◆ Page extract ◆
9.5/ReFS/Server 2016 Memory Consumption

Availability for the Always-On Enterprise

9.5/ReFS/Server 2016 Memory Consumption

Veeam Logoby DaveWatkins » Wed Dec 14, 2016 10:28 pm

Hi All

We're experiencing crashing VeeamAgent.exe on our repo/SAN attached proxy using 9.5 and ReFS repositories. This particular server is running proxy/repo and tape drive and to each of it's 2 repository drives it was set to 16 threads.

Under 9U1 this was running fine and there were no memory issues but after upgrading to 9.5 and Server 2016 with ReFS repositories we're seeing the crashes overnight when things get busy and these crashes are due to them running out of memory. The host has 16GB of memory but I'm wondering if it's expected to have an increased memory load with 9.5 and ReFS due to the block cloning or other data movement speed improvements or if there is some memory leak in VeeamAgent that I've uncovered.

We're going to try and add more memory to this box anyway but I thought I'd see if higher memory load is expected or not.

I dropped my threads/repo down to 12 for last nights backup but still had process crashes, I've dropped it again down to 8 now but given we have 60 x 4TB disks I'm impacting performance with only 8 threads per repo

Thanks
DaveWatkins
Expert
 
Posts: 230
Liked: 59 times
Joined: Sun Dec 13, 2015 11:33 pm

Re: 9.5/ReFS/Server 2016 Memory Consumption

Veeam Logoby tsightler » Wed Dec 14, 2016 10:55 pm 1 person likes this post

Normally the minimum recommendation would be at least 4GB per core, but that's based on an assumption that there will be 1 core per task, so a box that running 16 tasks would ideally have more than 16GB of memory in any case. Are you running per-VM backups?

I've also seen higher memory pressure with Windows 2016 in my lab testing however, I have not seen it crash. I tested with both NTFS and ReFS and it did not, at the time, appear to be related to ReFS specifically, but rather Windows 2016 memory management as it seemed much more willing to steal memory from processes to use as cache when compared to 2012R2 so perhaps this is adding to the problem. Have you applied all cumulative updates for Windows 2016?

BTW, when you say crash, do you mean the entire server crashes, or is it killing off processes?
tsightler
Veeam Software
 
Posts: 4660
Liked: 1680 times
Joined: Fri Jun 05, 2009 12:57 pm
Full Name: Tom Sightler

Re: 9.5/ReFS/Server 2016 Memory Consumption

Veeam Logoby DaveWatkins » Wed Dec 14, 2016 11:02 pm

Hi Tom

It's just killing off the processes so we'll have a VM or 2 fail while the rest of a job succeeds. If it's normal and you've seen as much I'll chase down dropping more memory in the box. We should have a decommissioned machine we can grab memory form that will work so I don't expect it'll even cost us anything to do.

I'm pretty sure the box is up to date but I'll double check that too

Thanks
DaveWatkins
Expert
 
Posts: 230
Liked: 59 times
Joined: Sun Dec 13, 2015 11:33 pm

Re: 9.5/ReFS/Server 2016 Memory Consumption

Veeam Logoby graham8 » Tue Jan 17, 2017 4:22 pm

We're seeing major issues in this regard also. We were having out-of-memory issues where the system (multiple 2016 servers) would go into a non-responsive state and have to be hard-powered off. In particular, the memory would balloon up to 100% and kill the system when the "Microsoft->Windows->Data Integrity->Data Integrity Scan for Crash Recovery" task in task scheduler would auto-trigger following an unclean shutdown.

◆ Task requirements ◆
- 1) In the forum thread on Veeam memory consumption, what minimum amount of memory per core does the reply from Veeam Software recommend?
- 2) Please extend the forum thread on Veeam memory consumption, picking up after its last sentence.

Page element annotations:

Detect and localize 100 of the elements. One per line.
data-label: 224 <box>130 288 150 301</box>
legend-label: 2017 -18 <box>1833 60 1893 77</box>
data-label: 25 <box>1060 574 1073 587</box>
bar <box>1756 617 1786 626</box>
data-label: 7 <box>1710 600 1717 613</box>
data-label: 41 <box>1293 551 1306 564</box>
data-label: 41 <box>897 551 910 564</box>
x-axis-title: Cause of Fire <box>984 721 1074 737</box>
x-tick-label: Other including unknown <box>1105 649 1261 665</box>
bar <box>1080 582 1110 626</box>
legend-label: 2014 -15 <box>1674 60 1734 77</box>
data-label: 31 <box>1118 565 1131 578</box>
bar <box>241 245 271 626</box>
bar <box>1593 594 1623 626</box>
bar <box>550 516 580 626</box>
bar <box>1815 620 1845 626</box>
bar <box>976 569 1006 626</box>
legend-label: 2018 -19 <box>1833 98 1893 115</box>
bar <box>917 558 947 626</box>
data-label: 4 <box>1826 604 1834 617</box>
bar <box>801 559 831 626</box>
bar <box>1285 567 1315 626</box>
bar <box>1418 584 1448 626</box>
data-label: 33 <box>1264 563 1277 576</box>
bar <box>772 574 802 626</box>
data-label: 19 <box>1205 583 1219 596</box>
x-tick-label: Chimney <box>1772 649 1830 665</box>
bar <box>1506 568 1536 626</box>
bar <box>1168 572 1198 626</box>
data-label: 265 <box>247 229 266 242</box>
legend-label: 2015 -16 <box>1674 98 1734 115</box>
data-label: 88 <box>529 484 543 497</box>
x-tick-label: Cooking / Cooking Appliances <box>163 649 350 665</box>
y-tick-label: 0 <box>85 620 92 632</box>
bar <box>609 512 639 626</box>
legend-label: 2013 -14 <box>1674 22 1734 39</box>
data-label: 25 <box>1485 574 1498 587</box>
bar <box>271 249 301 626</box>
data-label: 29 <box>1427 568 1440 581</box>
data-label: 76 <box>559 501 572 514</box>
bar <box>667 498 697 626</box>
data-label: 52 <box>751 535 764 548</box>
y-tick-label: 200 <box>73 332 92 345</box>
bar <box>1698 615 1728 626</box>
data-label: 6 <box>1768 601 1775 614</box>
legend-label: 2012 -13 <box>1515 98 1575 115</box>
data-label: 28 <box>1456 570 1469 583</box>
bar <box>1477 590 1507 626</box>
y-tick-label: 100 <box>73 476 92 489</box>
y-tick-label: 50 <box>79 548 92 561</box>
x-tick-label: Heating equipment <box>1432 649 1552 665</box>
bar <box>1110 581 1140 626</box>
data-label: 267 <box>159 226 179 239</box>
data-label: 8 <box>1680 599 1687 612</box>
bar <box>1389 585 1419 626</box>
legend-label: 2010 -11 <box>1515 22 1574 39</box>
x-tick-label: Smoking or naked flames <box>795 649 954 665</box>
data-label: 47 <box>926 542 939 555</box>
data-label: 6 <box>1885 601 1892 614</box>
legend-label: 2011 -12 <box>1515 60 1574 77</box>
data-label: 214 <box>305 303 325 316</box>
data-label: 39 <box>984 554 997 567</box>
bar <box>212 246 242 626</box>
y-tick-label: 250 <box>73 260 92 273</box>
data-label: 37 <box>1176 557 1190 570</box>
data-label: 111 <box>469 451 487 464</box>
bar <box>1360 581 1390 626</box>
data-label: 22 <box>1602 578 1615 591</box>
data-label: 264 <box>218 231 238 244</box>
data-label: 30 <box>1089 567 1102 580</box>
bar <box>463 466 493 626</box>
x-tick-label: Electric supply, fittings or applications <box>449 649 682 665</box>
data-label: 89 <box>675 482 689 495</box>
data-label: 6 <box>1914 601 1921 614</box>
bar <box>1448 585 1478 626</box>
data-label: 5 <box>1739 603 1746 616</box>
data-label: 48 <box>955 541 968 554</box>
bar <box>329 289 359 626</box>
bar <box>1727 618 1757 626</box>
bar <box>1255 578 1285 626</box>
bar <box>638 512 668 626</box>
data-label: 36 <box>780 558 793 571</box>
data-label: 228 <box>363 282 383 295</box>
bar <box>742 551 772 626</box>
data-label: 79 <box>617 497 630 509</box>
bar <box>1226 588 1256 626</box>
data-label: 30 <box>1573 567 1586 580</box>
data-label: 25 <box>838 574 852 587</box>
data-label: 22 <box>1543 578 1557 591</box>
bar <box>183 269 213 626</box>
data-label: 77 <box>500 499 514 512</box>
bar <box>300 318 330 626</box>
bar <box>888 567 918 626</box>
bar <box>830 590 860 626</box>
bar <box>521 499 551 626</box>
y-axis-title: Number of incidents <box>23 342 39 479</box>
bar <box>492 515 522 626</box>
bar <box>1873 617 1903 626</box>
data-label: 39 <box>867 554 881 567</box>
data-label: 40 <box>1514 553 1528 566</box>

◆ Per-task outputs ◆
- 1) At least 4GB per core.

- 2)
The latest round of MS updates seems to have updated the ReFS driver version and we haven't had it crash again when going through a scrub, but we *are* seeing very bizarre memory issues. For example... I just deleted ~10TB of old Veeam backup data. Memory utilization (out of 32GB) climbed from practically nothing being used to 98% of memory being used. Free space (as explorer reports) slowly, slowly climbed over an hour or two. The disks were staying busy the entire time as well. After that finished, and the free space all showed up and the disks went idle, memory continued to remain at 76% utilized, and when I check sysinternal's RAMMAP, it reports 21GB of "active" Metafile allocation. IE: ReFS. I also confirmed this with poolmon and tracking down the driver tags.

It's possible that this memory will be yielded when something else needs it, but in that case it should be reported as "Standby" in RAMMAP or "Cached" in Task Manager.

We also had unrepairable integrity failures in our Veeam backup chain after extending Storage Spaces and the underlying filesystem following addition of new disks. It's a mirrored arrangement. None of the disks are reporting errors. The odds that there were unreported disk errors in the same location on two separate disks is infinitesimal.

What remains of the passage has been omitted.